===== Records to use
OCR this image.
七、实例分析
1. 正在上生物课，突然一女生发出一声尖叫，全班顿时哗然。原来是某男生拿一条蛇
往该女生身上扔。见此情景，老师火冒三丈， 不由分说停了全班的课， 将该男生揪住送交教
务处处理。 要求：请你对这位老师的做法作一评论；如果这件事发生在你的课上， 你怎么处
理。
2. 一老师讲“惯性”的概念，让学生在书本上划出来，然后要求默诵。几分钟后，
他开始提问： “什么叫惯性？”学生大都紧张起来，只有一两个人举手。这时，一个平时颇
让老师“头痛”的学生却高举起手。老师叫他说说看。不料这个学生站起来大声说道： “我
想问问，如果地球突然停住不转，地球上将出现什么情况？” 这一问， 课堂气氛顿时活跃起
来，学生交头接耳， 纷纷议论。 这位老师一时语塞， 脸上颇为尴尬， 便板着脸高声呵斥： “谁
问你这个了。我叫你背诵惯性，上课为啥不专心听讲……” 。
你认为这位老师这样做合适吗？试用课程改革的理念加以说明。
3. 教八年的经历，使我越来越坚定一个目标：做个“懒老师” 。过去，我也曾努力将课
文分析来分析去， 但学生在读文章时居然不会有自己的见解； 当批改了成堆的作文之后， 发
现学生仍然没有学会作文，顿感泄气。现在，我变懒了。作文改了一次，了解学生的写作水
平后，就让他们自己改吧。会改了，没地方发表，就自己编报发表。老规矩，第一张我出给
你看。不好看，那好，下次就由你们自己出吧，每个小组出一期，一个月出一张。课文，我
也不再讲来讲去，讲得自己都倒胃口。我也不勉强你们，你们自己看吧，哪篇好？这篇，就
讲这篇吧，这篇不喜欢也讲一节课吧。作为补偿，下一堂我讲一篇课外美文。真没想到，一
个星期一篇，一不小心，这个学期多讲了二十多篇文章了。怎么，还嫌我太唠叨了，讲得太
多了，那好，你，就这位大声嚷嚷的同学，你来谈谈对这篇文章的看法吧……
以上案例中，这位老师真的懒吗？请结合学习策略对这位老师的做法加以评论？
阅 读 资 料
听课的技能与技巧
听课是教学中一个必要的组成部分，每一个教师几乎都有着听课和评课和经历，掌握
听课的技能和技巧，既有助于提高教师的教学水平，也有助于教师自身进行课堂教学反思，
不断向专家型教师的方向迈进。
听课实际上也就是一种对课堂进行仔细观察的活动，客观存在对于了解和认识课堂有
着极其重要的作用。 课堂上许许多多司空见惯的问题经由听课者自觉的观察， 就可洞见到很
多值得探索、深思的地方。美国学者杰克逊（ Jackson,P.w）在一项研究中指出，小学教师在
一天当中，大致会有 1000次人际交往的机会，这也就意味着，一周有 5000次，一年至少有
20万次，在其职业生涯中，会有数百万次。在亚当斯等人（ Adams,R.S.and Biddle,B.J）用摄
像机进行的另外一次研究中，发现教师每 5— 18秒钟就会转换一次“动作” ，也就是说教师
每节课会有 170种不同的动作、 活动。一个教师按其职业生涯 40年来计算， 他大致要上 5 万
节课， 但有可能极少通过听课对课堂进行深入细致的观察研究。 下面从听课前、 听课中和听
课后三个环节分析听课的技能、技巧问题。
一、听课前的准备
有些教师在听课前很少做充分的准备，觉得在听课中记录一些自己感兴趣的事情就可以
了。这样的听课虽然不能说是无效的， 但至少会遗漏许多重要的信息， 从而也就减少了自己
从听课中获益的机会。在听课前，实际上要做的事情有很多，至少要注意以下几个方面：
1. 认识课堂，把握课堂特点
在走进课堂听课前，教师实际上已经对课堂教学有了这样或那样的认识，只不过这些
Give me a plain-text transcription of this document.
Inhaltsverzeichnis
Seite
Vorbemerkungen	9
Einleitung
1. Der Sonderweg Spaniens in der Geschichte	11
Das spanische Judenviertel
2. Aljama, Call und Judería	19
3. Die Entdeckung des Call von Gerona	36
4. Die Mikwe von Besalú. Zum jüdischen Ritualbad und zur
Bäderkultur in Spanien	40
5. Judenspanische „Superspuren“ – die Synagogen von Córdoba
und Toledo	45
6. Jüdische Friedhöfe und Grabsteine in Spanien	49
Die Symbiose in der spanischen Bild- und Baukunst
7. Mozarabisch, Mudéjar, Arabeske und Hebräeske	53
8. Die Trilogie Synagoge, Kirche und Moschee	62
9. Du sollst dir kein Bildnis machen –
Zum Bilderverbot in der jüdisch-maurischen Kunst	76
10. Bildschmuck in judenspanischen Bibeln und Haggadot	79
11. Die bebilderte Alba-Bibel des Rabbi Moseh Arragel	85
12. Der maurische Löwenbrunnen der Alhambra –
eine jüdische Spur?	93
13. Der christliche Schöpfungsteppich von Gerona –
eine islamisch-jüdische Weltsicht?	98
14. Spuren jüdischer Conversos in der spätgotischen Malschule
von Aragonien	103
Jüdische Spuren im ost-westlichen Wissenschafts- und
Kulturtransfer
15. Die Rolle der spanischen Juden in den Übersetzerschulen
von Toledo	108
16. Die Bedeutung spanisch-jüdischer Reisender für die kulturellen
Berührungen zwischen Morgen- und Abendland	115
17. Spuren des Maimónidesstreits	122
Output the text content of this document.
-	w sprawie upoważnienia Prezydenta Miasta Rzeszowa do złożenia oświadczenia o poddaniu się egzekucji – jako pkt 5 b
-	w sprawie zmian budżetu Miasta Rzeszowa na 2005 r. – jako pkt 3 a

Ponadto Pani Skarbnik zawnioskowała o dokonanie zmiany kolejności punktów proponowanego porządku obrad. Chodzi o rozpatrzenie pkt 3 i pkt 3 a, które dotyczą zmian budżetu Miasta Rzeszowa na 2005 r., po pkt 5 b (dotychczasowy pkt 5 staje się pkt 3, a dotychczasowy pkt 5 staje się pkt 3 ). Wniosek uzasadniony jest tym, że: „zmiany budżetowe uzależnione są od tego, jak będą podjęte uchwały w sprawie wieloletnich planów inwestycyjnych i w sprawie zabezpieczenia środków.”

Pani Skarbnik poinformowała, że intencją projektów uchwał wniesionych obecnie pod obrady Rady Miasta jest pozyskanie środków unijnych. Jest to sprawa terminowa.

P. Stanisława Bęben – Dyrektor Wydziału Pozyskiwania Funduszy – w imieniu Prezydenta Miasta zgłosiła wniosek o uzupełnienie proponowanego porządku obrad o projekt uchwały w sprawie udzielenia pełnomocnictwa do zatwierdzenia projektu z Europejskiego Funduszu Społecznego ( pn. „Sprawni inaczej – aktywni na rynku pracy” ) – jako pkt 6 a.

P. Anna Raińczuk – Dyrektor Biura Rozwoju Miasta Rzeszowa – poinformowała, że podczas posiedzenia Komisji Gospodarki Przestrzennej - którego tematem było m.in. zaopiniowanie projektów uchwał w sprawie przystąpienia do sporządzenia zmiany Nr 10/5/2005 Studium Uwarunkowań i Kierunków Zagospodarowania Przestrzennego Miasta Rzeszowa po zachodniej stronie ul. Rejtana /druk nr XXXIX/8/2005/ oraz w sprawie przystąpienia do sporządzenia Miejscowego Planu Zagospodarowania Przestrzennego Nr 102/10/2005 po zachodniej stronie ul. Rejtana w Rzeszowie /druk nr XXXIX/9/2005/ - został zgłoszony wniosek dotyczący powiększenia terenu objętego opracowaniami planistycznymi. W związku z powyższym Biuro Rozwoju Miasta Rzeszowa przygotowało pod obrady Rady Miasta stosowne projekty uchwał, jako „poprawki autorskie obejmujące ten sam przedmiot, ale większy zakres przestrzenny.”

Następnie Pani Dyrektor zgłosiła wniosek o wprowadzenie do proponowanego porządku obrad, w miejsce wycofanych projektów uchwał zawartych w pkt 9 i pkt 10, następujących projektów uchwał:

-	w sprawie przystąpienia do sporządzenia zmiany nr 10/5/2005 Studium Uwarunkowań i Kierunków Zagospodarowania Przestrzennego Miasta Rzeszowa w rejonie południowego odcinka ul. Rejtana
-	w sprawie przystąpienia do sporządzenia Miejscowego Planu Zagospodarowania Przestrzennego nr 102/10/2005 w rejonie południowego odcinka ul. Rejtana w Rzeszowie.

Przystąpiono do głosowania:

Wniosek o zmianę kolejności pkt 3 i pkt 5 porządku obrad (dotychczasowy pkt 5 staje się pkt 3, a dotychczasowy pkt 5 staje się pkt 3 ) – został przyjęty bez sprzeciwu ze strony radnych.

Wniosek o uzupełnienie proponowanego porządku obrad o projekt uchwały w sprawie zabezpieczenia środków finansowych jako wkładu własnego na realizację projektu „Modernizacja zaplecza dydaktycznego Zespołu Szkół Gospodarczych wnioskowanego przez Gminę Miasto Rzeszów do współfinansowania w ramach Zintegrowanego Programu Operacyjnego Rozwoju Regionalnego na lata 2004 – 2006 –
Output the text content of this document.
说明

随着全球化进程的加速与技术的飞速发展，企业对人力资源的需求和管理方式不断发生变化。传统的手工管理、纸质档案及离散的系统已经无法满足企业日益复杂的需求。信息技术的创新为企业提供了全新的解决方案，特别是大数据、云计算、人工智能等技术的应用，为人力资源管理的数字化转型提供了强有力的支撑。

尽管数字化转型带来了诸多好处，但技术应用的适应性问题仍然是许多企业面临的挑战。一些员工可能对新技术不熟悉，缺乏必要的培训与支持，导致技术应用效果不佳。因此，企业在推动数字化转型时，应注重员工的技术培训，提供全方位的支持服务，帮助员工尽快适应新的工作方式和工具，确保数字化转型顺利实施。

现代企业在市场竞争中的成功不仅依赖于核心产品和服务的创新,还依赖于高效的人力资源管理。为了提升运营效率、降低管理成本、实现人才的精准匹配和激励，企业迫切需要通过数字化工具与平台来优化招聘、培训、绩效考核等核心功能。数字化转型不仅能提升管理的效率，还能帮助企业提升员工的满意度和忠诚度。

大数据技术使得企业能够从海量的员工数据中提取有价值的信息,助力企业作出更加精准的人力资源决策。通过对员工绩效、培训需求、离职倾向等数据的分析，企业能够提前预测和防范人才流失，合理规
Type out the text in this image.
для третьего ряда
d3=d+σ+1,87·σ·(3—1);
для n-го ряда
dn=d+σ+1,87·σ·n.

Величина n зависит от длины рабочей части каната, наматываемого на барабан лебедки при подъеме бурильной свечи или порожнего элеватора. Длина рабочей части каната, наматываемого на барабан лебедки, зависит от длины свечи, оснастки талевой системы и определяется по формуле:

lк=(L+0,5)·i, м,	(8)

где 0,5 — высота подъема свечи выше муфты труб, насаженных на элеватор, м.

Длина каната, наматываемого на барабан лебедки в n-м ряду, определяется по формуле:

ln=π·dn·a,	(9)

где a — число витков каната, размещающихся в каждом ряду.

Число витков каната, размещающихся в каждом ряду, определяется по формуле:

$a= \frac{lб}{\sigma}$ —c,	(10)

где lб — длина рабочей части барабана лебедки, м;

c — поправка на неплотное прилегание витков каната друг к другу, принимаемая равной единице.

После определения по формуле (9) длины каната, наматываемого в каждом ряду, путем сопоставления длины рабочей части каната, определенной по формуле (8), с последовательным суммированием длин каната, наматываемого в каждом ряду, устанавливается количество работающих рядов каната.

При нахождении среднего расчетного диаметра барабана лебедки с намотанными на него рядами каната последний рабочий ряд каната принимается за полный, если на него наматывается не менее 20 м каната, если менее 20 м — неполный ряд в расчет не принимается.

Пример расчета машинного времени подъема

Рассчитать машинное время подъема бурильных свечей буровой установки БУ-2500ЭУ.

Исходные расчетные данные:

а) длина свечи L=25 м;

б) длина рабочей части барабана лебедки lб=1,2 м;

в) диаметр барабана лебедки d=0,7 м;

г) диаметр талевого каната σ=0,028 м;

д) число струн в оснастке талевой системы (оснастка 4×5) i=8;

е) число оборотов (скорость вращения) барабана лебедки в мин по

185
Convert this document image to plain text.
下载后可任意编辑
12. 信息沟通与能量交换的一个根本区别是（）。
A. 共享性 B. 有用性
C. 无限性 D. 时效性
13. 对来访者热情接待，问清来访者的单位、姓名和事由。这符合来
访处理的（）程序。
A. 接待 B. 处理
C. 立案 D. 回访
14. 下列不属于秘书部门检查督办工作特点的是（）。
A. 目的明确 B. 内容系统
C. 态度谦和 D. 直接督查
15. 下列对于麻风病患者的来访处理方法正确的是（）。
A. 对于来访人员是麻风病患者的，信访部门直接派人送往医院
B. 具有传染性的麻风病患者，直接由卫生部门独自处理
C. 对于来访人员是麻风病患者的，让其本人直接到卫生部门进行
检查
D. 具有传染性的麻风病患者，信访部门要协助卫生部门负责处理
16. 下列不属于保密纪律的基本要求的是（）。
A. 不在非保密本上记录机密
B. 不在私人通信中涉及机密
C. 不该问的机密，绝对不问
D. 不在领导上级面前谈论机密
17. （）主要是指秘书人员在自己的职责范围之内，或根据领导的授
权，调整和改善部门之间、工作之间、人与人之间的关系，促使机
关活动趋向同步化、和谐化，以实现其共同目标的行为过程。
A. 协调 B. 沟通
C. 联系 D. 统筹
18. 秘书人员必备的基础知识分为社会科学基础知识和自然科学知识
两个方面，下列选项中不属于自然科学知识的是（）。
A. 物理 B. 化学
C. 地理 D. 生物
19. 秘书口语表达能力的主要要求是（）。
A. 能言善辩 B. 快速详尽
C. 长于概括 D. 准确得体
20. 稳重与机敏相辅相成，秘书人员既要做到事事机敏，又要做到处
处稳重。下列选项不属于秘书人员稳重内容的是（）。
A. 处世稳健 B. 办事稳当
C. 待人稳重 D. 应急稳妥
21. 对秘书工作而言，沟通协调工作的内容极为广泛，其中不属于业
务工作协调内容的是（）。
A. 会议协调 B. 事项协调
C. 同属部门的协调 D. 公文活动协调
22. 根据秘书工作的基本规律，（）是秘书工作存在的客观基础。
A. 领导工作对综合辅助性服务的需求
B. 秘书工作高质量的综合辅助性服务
==========
▸ Problem requirements
Set down, exactly and in full, the lines from the one containing "Convert this document image to plain text." through the end of the entries; no other line belongs.

▸ Exercise response
Convert this document image to plain text.
下载后可任意编辑
12. 信息沟通与能量交换的一个根本区别是（）。
A. 共享性 B. 有用性
C. 无限性 D. 时效性
13. 对来访者热情接待，问清来访者的单位、姓名和事由。这符合来
访处理的（）程序。
A. 接待 B. 处理
C. 立案 D. 回访
14. 下列不属于秘书部门检查督办工作特点的是（）。
A. 目的明确 B. 内容系统
C. 态度谦和 D. 直接督查
15. 下列对于麻风病患者的来访处理方法正确的是（）。
A. 对于来访人员是麻风病患者的，信访部门直接派人送往医院
B. 具有传染性的麻风病患者，直接由卫生部门独自处理
C. 对于来访人员是麻风病患者的，让其本人直接到卫生部门进行
检查
D. 具有传染性的麻风病患者，信访部门要协助卫生部门负责处理
16. 下列不属于保密纪律的基本要求的是（）。
A. 不在非保密本上记录机密
B. 不在私人通信中涉及机密
C. 不该问的机密，绝对不问
D. 不在领导上级面前谈论机密
17. （）主要是指秘书人员在自己的职责范围之内，或根据领导的授
权，调整和改善部门之间、工作之间、人与人之间的关系，促使机
关活动趋向同步化、和谐化，以实现其共同目标的行为过程。
A. 协调 B. 沟通
C. 联系 D. 统筹
18. 秘书人员必备的基础知识分为社会科学基础知识和自然科学知识
两个方面，下列选项中不属于自然科学知识的是（）。
A. 物理 B. 化学
C. 地理 D. 生物
19. 秘书口语表达能力的主要要求是（）。
A. 能言善辩 B. 快速详尽
C. 长于概括 D. 准确得体
20. 稳重与机敏相辅相成，秘书人员既要做到事事机敏，又要做到处
处稳重。下列选项不属于秘书人员稳重内容的是（）。
A. 处世稳健 B. 办事稳当
C. 待人稳重 D. 应急稳妥
21. 对秘书工作而言，沟通协调工作的内容极为广泛，其中不属于业
务工作协调内容的是（）。
A. 会议协调 B. 事项协调
C. 同属部门的协调 D. 公文活动协调
22. 根据秘书工作的基本规律，（）是秘书工作存在的客观基础。
A. 领导工作对综合辅助性服务的需求
B. 秘书工作高质量的综合辅助性服务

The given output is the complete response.